• Exercise: Set out every line bearing the string "FRCST".

• Recorded information:
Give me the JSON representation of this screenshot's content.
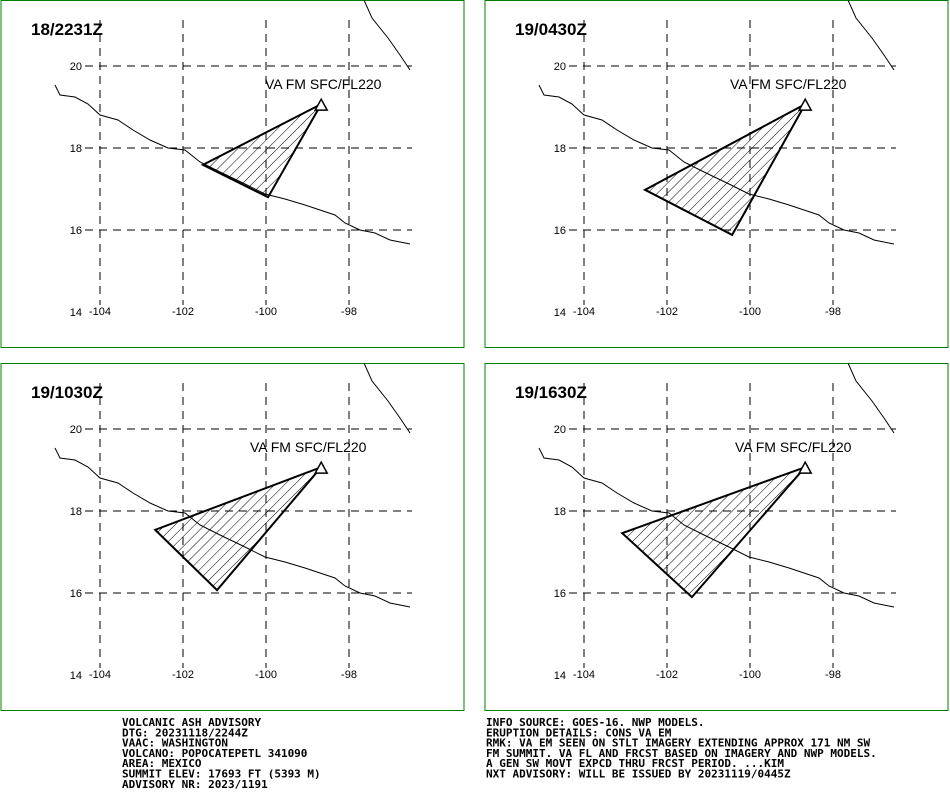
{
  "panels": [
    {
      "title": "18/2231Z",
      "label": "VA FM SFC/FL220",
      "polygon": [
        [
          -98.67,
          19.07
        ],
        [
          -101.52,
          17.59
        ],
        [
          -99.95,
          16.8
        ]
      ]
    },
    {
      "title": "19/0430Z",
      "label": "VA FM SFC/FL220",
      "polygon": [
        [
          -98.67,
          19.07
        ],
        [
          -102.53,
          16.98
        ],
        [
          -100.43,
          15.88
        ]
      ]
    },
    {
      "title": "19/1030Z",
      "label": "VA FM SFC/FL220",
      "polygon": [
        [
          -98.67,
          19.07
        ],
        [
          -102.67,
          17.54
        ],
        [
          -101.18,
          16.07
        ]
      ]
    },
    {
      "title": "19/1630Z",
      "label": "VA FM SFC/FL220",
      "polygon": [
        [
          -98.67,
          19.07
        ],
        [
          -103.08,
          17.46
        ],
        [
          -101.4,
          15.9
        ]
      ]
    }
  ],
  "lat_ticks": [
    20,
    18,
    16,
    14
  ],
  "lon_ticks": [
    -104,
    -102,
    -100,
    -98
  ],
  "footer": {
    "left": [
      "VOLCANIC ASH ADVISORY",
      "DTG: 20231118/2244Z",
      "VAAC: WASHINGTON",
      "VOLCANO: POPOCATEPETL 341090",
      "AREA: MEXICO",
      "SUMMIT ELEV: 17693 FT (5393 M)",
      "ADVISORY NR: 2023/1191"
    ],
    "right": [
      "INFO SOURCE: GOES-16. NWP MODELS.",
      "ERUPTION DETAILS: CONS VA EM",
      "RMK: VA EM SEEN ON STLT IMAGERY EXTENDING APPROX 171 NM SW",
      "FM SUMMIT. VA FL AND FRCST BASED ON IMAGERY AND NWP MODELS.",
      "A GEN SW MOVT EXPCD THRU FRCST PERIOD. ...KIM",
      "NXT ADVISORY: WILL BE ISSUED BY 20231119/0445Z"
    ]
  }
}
* * *
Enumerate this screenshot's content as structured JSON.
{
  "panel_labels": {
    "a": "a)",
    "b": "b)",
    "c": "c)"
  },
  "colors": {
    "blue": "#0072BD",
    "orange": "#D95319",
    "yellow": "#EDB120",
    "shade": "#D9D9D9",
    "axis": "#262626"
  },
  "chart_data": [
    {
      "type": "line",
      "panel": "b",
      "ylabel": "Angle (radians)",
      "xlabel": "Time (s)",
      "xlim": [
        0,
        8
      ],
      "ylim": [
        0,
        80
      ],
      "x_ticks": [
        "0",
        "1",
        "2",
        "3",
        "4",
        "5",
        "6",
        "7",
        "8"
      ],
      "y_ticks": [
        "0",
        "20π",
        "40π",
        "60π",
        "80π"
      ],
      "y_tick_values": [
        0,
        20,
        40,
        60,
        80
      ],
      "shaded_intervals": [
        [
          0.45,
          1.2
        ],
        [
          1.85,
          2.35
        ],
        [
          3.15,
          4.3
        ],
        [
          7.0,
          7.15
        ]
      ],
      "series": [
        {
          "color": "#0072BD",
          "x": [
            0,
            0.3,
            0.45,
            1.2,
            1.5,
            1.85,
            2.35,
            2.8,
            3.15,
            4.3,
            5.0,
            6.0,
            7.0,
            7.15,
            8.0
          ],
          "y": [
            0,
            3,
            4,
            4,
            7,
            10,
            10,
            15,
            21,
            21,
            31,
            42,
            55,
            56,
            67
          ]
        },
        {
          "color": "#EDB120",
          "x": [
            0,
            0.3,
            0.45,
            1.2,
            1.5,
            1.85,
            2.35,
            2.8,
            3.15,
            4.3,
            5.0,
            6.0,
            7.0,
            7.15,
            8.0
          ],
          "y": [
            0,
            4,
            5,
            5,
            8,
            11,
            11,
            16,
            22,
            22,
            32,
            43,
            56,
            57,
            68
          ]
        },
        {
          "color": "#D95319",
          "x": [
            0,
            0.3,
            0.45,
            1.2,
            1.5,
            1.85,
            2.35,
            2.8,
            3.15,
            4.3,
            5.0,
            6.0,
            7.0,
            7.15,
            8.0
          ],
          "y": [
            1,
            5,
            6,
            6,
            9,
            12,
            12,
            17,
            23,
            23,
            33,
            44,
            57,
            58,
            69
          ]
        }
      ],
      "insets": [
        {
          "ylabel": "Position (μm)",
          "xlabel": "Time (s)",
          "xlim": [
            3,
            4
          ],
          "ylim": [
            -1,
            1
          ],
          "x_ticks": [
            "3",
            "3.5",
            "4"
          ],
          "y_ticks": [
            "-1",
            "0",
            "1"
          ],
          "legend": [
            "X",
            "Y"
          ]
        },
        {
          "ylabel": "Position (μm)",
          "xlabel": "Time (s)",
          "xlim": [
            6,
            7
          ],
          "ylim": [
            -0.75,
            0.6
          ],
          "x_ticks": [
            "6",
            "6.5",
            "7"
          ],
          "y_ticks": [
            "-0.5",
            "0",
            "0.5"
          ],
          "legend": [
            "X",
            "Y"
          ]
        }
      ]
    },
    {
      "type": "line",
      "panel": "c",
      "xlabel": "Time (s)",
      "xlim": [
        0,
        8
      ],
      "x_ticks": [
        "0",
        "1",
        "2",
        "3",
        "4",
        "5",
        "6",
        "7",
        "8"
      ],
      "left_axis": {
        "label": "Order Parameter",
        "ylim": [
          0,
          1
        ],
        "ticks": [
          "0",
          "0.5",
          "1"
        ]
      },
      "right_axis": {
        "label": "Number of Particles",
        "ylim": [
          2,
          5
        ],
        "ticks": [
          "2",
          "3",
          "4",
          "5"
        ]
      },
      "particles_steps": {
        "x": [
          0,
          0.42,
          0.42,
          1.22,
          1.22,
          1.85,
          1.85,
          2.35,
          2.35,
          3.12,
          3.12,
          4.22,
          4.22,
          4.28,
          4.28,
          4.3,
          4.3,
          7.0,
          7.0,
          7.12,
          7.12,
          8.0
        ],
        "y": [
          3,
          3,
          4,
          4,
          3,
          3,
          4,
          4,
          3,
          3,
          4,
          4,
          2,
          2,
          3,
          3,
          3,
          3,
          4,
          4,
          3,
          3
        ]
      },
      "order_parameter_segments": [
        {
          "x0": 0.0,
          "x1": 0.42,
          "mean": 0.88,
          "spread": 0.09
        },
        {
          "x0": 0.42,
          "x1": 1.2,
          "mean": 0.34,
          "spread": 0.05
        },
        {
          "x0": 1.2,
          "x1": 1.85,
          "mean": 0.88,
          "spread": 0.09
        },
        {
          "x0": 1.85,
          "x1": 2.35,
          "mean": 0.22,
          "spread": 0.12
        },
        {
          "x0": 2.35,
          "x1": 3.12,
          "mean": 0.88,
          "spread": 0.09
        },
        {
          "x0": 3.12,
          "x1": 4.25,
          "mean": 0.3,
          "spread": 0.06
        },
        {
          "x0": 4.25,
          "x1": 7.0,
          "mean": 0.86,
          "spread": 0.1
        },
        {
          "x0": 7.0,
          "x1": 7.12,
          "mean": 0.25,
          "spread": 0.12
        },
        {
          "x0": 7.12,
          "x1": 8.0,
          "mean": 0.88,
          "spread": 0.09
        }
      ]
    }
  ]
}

• Result of this task:
      "FM SUMMIT. VA FL AND FRCST BASED ON IMAGERY AND NWP MODELS.",
      "A GEN SW MOVT EXPCD THRU FRCST PERIOD. ...KIM",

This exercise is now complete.